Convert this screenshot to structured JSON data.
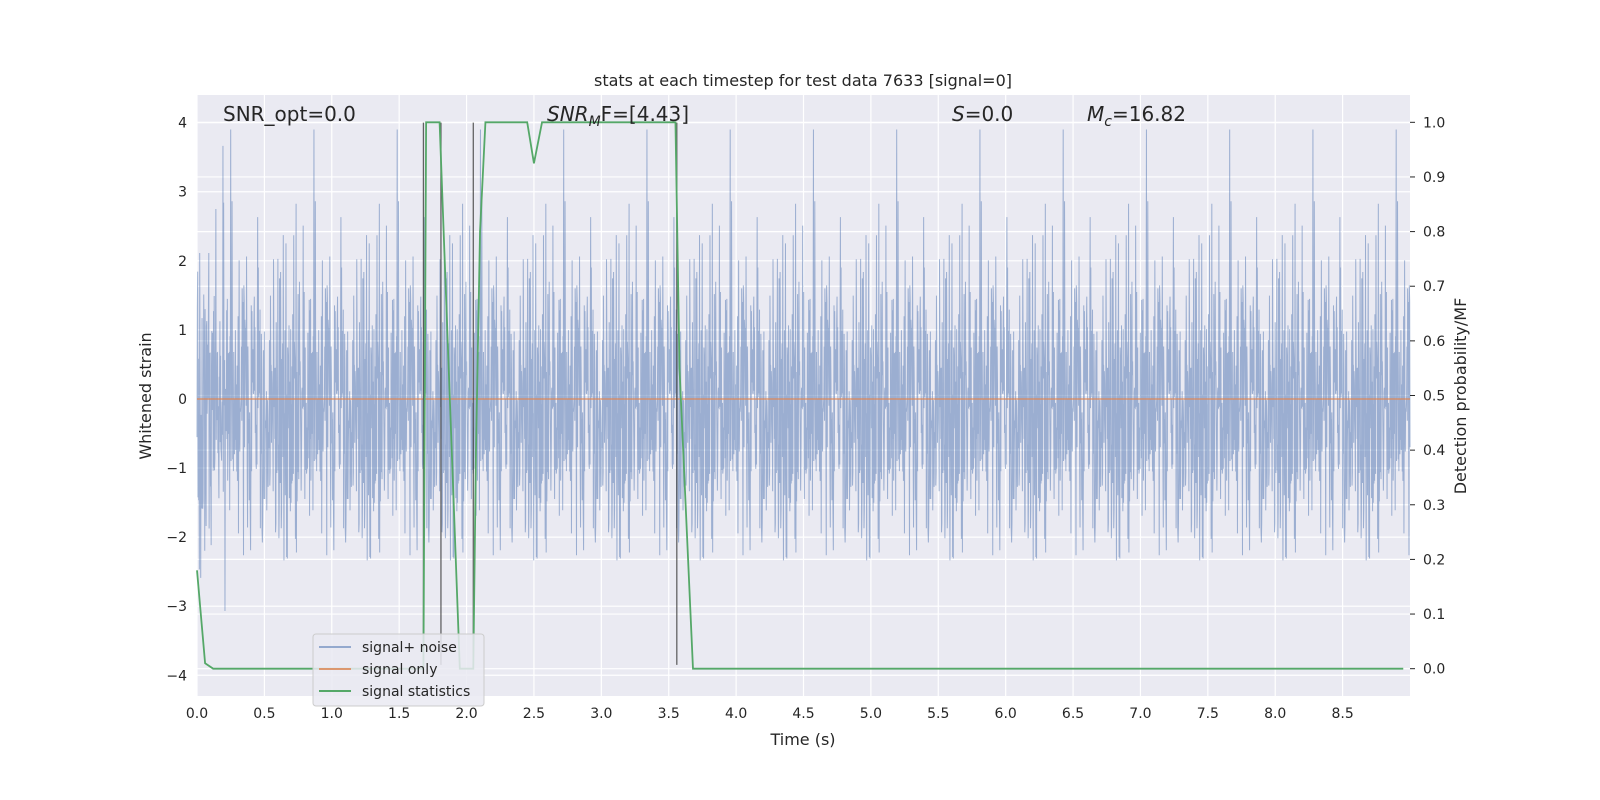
{
  "chart_data": {
    "type": "line",
    "title": "stats at each timestep for test data 7633 [signal=0]",
    "xlabel": "Time (s)",
    "ylabel": "Whitened strain",
    "y2label": "Detection probability/MF",
    "xlim": [
      0.0,
      9.0
    ],
    "ylim": [
      -4.3,
      4.4
    ],
    "y2lim": [
      -0.05,
      1.05
    ],
    "xticks": [
      "0.0",
      "0.5",
      "1.0",
      "1.5",
      "2.0",
      "2.5",
      "3.0",
      "3.5",
      "4.0",
      "4.5",
      "5.0",
      "5.5",
      "6.0",
      "6.5",
      "7.0",
      "7.5",
      "8.0",
      "8.5"
    ],
    "yticks": [
      "4",
      "3",
      "2",
      "1",
      "0",
      "−1",
      "−2",
      "−3",
      "−4"
    ],
    "y2ticks": [
      "1.0",
      "0.9",
      "0.8",
      "0.7",
      "0.6",
      "0.5",
      "0.4",
      "0.3",
      "0.2",
      "0.1",
      "0.0"
    ],
    "grid": true,
    "legend_position": "lower-left",
    "annotations": {
      "snr_opt": "SNR_opt=0.0",
      "snr_mf_prefix": "SNR",
      "snr_mf_sub": "M",
      "snr_mf_suffix": "F=[4.43]",
      "s_sym": "S",
      "s_val": "=0.0",
      "mc_sym": "M",
      "mc_sub": "c",
      "mc_val": "=16.82"
    },
    "vertical_lines_x": [
      1.68,
      1.81,
      2.05,
      3.56
    ],
    "series": [
      {
        "name": "signal+ noise",
        "color": "#4c72b0",
        "kind": "noise",
        "amplitude_range": [
          -3.9,
          3.9
        ]
      },
      {
        "name": "signal only",
        "color": "#dd8452",
        "kind": "flat",
        "value": 0.0
      },
      {
        "name": "signal statistics",
        "color": "#55a868",
        "axis": "right",
        "x": [
          0.0,
          0.06,
          0.12,
          1.68,
          1.7,
          1.78,
          1.8,
          1.95,
          2.05,
          2.07,
          2.1,
          2.14,
          2.45,
          2.5,
          2.56,
          2.6,
          3.55,
          3.58,
          3.68,
          3.72,
          8.95
        ],
        "y": [
          0.18,
          0.01,
          0.0,
          0.0,
          1.0,
          1.0,
          1.0,
          0.0,
          0.0,
          0.4,
          0.8,
          1.0,
          1.0,
          0.925,
          1.0,
          1.0,
          1.0,
          0.55,
          0.0,
          0.0,
          0.0
        ]
      }
    ]
  }
}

| GIVEN TASK |
Copy every line above word for word and exclude the pictures.

| FULL SOLUTION |
Convert this screenshot to structured JSON data.
{
  "chart_data": {
    "type": "line",
    "title": "stats at each timestep for test data 7633 [signal=0]",
    "xlabel": "Time (s)",
    "ylabel": "Whitened strain",
    "y2label": "Detection probability/MF",
    "xlim": [
      0.0,
      9.0
    ],
    "ylim": [
      -4.3,
      4.4
    ],
    "y2lim": [
      -0.05,
      1.05
    ],
    "xticks": [
      "0.0",
      "0.5",
      "1.0",
      "1.5",
      "2.0",
      "2.5",
      "3.0",
      "3.5",
      "4.0",
      "4.5",
      "5.0",
      "5.5",
      "6.0",
      "6.5",
      "7.0",
      "7.5",
      "8.0",
      "8.5"
    ],
    "yticks": [
      "4",
      "3",
      "2",
      "1",
      "0",
      "−1",
      "−2",
      "−3",
      "−4"
    ],
    "y2ticks": [
      "1.0",
      "0.9",
      "0.8",
      "0.7",
      "0.6",
      "0.5",
      "0.4",
      "0.3",
      "0.2",
      "0.1",
      "0.0"
    ],
    "grid": true,
    "legend_position": "lower-left",
    "annotations": {
      "snr_opt": "SNR_opt=0.0",
      "snr_mf_prefix": "SNR",
      "snr_mf_sub": "M",
      "snr_mf_suffix": "F=[4.43]",
      "s_sym": "S",
      "s_val": "=0.0",
      "mc_sym": "M",
      "mc_sub": "c",
      "mc_val": "=16.82"
    },
    "vertical_lines_x": [
      1.68,
      1.81,
      2.05,
      3.56
    ],
    "series": [
      {
        "name": "signal+ noise",
        "color": "#4c72b0",
        "kind": "noise",
        "amplitude_range": [
          -3.9,
          3.9
        ]
      },
      {
        "name": "signal only",
        "color": "#dd8452",
        "kind": "flat",
        "value": 0.0
      },
      {
        "name": "signal statistics",
        "color": "#55a868",
        "axis": "right",
        "x": [
          0.0,
          0.06,
          0.12,
          1.68,
          1.7,
          1.78,
          1.8,
          1.95,
          2.05,
          2.07,
          2.1,
          2.14,
          2.45,
          2.5,
          2.56,
          2.6,
          3.55,
          3.58,
          3.68,
          3.72,
          8.95
        ],
        "y": [
          0.18,
          0.01,
          0.0,
          0.0,
          1.0,
          1.0,
          1.0,
          0.0,
          0.0,
          0.4,
          0.8,
          1.0,
          1.0,
          0.925,
          1.0,
          1.0,
          1.0,
          0.55,
          0.0,
          0.0,
          0.0
        ]
      }
    ]
  }
}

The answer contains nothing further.